======== Record list ========

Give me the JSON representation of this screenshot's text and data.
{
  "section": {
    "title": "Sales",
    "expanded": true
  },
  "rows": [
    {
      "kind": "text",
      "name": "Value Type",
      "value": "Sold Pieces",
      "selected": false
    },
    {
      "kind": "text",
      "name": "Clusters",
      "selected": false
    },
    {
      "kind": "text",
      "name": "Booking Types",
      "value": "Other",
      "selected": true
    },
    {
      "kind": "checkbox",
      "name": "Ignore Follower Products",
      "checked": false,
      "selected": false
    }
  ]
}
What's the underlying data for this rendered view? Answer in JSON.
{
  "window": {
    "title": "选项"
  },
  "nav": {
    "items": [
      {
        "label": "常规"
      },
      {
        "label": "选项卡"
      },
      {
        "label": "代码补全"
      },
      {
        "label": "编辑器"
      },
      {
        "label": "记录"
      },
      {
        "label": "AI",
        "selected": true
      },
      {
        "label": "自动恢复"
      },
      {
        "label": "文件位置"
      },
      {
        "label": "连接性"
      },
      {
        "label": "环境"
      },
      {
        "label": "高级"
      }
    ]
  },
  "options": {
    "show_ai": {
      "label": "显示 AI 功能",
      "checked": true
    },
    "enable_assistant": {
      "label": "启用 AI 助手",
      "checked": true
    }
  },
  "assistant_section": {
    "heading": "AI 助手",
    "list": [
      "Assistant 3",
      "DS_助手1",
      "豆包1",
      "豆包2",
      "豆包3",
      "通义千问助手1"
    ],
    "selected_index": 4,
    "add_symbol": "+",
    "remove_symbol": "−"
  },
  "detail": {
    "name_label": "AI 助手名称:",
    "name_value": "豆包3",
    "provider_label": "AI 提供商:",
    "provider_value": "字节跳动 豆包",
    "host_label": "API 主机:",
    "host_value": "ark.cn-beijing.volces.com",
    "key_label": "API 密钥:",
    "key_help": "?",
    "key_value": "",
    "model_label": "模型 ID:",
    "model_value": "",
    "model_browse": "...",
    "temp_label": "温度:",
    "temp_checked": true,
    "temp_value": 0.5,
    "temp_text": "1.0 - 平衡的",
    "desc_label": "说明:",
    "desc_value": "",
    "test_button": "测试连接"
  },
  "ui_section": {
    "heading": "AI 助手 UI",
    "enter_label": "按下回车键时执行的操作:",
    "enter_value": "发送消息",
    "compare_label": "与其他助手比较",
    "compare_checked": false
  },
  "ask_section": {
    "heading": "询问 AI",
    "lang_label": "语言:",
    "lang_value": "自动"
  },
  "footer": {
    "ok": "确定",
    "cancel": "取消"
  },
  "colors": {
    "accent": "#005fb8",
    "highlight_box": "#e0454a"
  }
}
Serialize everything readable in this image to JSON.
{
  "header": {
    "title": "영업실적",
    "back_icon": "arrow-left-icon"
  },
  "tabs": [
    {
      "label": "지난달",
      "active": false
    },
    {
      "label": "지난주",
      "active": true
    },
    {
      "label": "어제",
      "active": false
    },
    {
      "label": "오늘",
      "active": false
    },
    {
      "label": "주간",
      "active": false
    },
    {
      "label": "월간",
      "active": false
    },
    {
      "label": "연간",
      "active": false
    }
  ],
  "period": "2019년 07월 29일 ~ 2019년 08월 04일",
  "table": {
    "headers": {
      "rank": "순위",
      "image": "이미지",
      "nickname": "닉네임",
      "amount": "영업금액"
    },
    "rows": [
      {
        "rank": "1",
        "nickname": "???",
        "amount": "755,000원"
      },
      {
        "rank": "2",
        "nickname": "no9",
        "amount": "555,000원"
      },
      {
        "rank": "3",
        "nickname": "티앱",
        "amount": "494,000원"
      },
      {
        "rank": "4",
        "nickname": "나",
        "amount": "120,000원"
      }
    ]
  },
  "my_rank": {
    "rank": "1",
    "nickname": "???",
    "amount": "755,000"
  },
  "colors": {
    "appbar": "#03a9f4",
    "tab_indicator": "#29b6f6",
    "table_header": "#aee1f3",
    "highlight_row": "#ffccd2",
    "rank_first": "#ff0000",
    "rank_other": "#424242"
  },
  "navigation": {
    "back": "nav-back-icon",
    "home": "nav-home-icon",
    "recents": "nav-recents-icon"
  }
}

========

Write out the whole listing again. Match it word for word.

Give me the JSON representation of this screenshot's text and data.
{
  "section": {
    "title": "Sales",
    "expanded": true
  },
  "rows": [
    {
      "kind": "text",
      "name": "Value Type",
      "value": "Sold Pieces",
      "selected": false
    },
    {
      "kind": "text",
      "name": "Clusters",
      "selected": false
    },
    {
      "kind": "text",
      "name": "Booking Types",
      "value": "Other",
      "selected": true
    },
    {
      "kind": "checkbox",
      "name": "Ignore Follower Products",
      "checked": false,
      "selected": false
    }
  ]
}
What's the underlying data for this rendered view? Answer in JSON.
{
  "window": {
    "title": "选项"
  },
  "nav": {
    "items": [
      {
        "label": "常规"
      },
      {
        "label": "选项卡"
      },
      {
        "label": "代码补全"
      },
      {
        "label": "编辑器"
      },
      {
        "label": "记录"
      },
      {
        "label": "AI",
        "selected": true
      },
      {
        "label": "自动恢复"
      },
      {
        "label": "文件位置"
      },
      {
        "label": "连接性"
      },
      {
        "label": "环境"
      },
      {
        "label": "高级"
      }
    ]
  },
  "options": {
    "show_ai": {
      "label": "显示 AI 功能",
      "checked": true
    },
    "enable_assistant": {
      "label": "启用 AI 助手",
      "checked": true
    }
  },
  "assistant_section": {
    "heading": "AI 助手",
    "list": [
      "Assistant 3",
      "DS_助手1",
      "豆包1",
      "豆包2",
      "豆包3",
      "通义千问助手1"
    ],
    "selected_index": 4,
    "add_symbol": "+",
    "remove_symbol": "−"
  },
  "detail": {
    "name_label": "AI 助手名称:",
    "name_value": "豆包3",
    "provider_label": "AI 提供商:",
    "provider_value": "字节跳动 豆包",
    "host_label": "API 主机:",
    "host_value": "ark.cn-beijing.volces.com",
    "key_label": "API 密钥:",
    "key_help": "?",
    "key_value": "",
    "model_label": "模型 ID:",
    "model_value": "",
    "model_browse": "...",
    "temp_label": "温度:",
    "temp_checked": true,
    "temp_value": 0.5,
    "temp_text": "1.0 - 平衡的",
    "desc_label": "说明:",
    "desc_value": "",
    "test_button": "测试连接"
  },
  "ui_section": {
    "heading": "AI 助手 UI",
    "enter_label": "按下回车键时执行的操作:",
    "enter_value": "发送消息",
    "compare_label": "与其他助手比较",
    "compare_checked": false
  },
  "ask_section": {
    "heading": "询问 AI",
    "lang_label": "语言:",
    "lang_value": "自动"
  },
  "footer": {
    "ok": "确定",
    "cancel": "取消"
  },
  "colors": {
    "accent": "#005fb8",
    "highlight_box": "#e0454a"
  }
}
Serialize everything readable in this image to JSON.
{
  "header": {
    "title": "영업실적",
    "back_icon": "arrow-left-icon"
  },
  "tabs": [
    {
      "label": "지난달",
      "active": false
    },
    {
      "label": "지난주",
      "active": true
    },
    {
      "label": "어제",
      "active": false
    },
    {
      "label": "오늘",
      "active": false
    },
    {
      "label": "주간",
      "active": false
    },
    {
      "label": "월간",
      "active": false
    },
    {
      "label": "연간",
      "active": false
    }
  ],
  "period": "2019년 07월 29일 ~ 2019년 08월 04일",
  "table": {
    "headers": {
      "rank": "순위",
      "image": "이미지",
      "nickname": "닉네임",
      "amount": "영업금액"
    },
    "rows": [
      {
        "rank": "1",
        "nickname": "???",
        "amount": "755,000원"
      },
      {
        "rank": "2",
        "nickname": "no9",
        "amount": "555,000원"
      },
      {
        "rank": "3",
        "nickname": "티앱",
        "amount": "494,000원"
      },
      {
        "rank": "4",
        "nickname": "나",
        "amount": "120,000원"
      }
    ]
  },
  "my_rank": {
    "rank": "1",
    "nickname": "???",
    "amount": "755,000"
  },
  "colors": {
    "appbar": "#03a9f4",
    "tab_indicator": "#29b6f6",
    "table_header": "#aee1f3",
    "highlight_row": "#ffccd2",
    "rank_first": "#ff0000",
    "rank_other": "#424242"
  },
  "navigation": {
    "back": "nav-back-icon",
    "home": "nav-home-icon",
    "recents": "nav-recents-icon"
  }
}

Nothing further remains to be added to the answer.